WHAT IS EXPECTED:
Set down all of the entries word for word, omitting the images they contain.

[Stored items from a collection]
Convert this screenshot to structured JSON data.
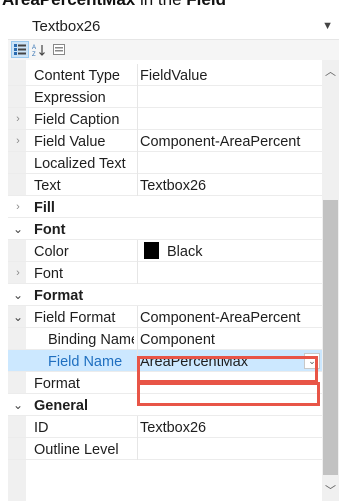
{
  "caption": {
    "prefix": "AreaPercentMax",
    "middle": " in the ",
    "suffix": "Field"
  },
  "object_selector": {
    "value": "Textbox26"
  },
  "toolbar": {
    "categorized": "categorized-icon",
    "alphabetical": "alphabetical-icon",
    "pages": "property-pages-icon"
  },
  "properties": [
    {
      "name": "Content Type",
      "value": "FieldValue",
      "kind": "prop"
    },
    {
      "name": "Expression",
      "value": "",
      "kind": "prop"
    },
    {
      "name": "Field Caption",
      "value": "",
      "kind": "prop",
      "expander": "›"
    },
    {
      "name": "Field Value",
      "value": "Component-AreaPercent",
      "kind": "prop",
      "expander": "›"
    },
    {
      "name": "Localized Text",
      "value": "",
      "kind": "prop"
    },
    {
      "name": "Text",
      "value": "Textbox26",
      "kind": "prop"
    },
    {
      "name": "Fill",
      "value": "",
      "kind": "cat",
      "expander": "›"
    },
    {
      "name": "Font",
      "value": "",
      "kind": "cat",
      "expander": "⌄"
    },
    {
      "name": "Color",
      "value": "Black",
      "kind": "prop",
      "swatch": "#000000"
    },
    {
      "name": "Font",
      "value": "",
      "kind": "prop",
      "expander": "›"
    },
    {
      "name": "Format",
      "value": "",
      "kind": "cat",
      "expander": "⌄"
    },
    {
      "name": "Field Format",
      "value": "Component-AreaPercent",
      "kind": "prop",
      "expander": "⌄"
    },
    {
      "name": "Binding Name",
      "value": "Component",
      "kind": "sub"
    },
    {
      "name": "Field Name",
      "value": "AreaPercentMax",
      "kind": "sub",
      "selected": true
    },
    {
      "name": "Format",
      "value": "",
      "kind": "prop"
    },
    {
      "name": "General",
      "value": "",
      "kind": "cat",
      "expander": "⌄"
    },
    {
      "name": "ID",
      "value": "Textbox26",
      "kind": "prop"
    },
    {
      "name": "Outline Level",
      "value": "",
      "kind": "prop"
    }
  ],
  "colors": {
    "selection": "#cce8ff",
    "highlight_border": "#e85547",
    "selected_name": "#1f6fc0"
  }
}
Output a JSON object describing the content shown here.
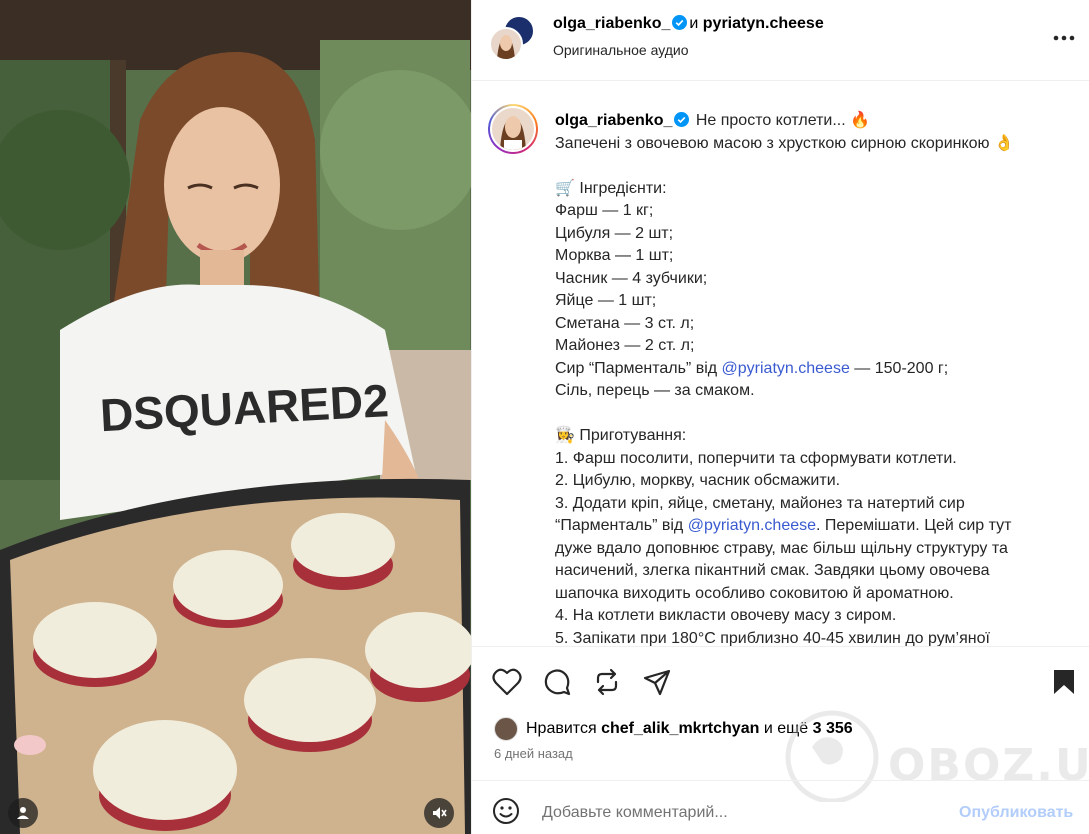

COMPLETE RESPONSE:
Convert this screenshot to structured JSON data.
{
  "caption": {
    "prefix": "AreaPercentMax",
    "middle": " in the ",
    "suffix": "Field"
  },
  "object_selector": {
    "value": "Textbox26"
  },
  "toolbar": {
    "categorized": "categorized-icon",
    "alphabetical": "alphabetical-icon",
    "pages": "property-pages-icon"
  },
  "properties": [
    {
      "name": "Content Type",
      "value": "FieldValue",
      "kind": "prop"
    },
    {
      "name": "Expression",
      "value": "",
      "kind": "prop"
    },
    {
      "name": "Field Caption",
      "value": "",
      "kind": "prop",
      "expander": "›"
    },
    {
      "name": "Field Value",
      "value": "Component-AreaPercent",
      "kind": "prop",
      "expander": "›"
    },
    {
      "name": "Localized Text",
      "value": "",
      "kind": "prop"
    },
    {
      "name": "Text",
      "value": "Textbox26",
      "kind": "prop"
    },
    {
      "name": "Fill",
      "value": "",
      "kind": "cat",
      "expander": "›"
    },
    {
      "name": "Font",
      "value": "",
      "kind": "cat",
      "expander": "⌄"
    },
    {
      "name": "Color",
      "value": "Black",
      "kind": "prop",
      "swatch": "#000000"
    },
    {
      "name": "Font",
      "value": "",
      "kind": "prop",
      "expander": "›"
    },
    {
      "name": "Format",
      "value": "",
      "kind": "cat",
      "expander": "⌄"
    },
    {
      "name": "Field Format",
      "value": "Component-AreaPercent",
      "kind": "prop",
      "expander": "⌄"
    },
    {
      "name": "Binding Name",
      "value": "Component",
      "kind": "sub"
    },
    {
      "name": "Field Name",
      "value": "AreaPercentMax",
      "kind": "sub",
      "selected": true
    },
    {
      "name": "Format",
      "value": "",
      "kind": "prop"
    },
    {
      "name": "General",
      "value": "",
      "kind": "cat",
      "expander": "⌄"
    },
    {
      "name": "ID",
      "value": "Textbox26",
      "kind": "prop"
    },
    {
      "name": "Outline Level",
      "value": "",
      "kind": "prop"
    }
  ],
  "colors": {
    "selection": "#cce8ff",
    "highlight_border": "#e85547",
    "selected_name": "#1f6fc0"
  }
}
Output a JSON object describing the content shown here.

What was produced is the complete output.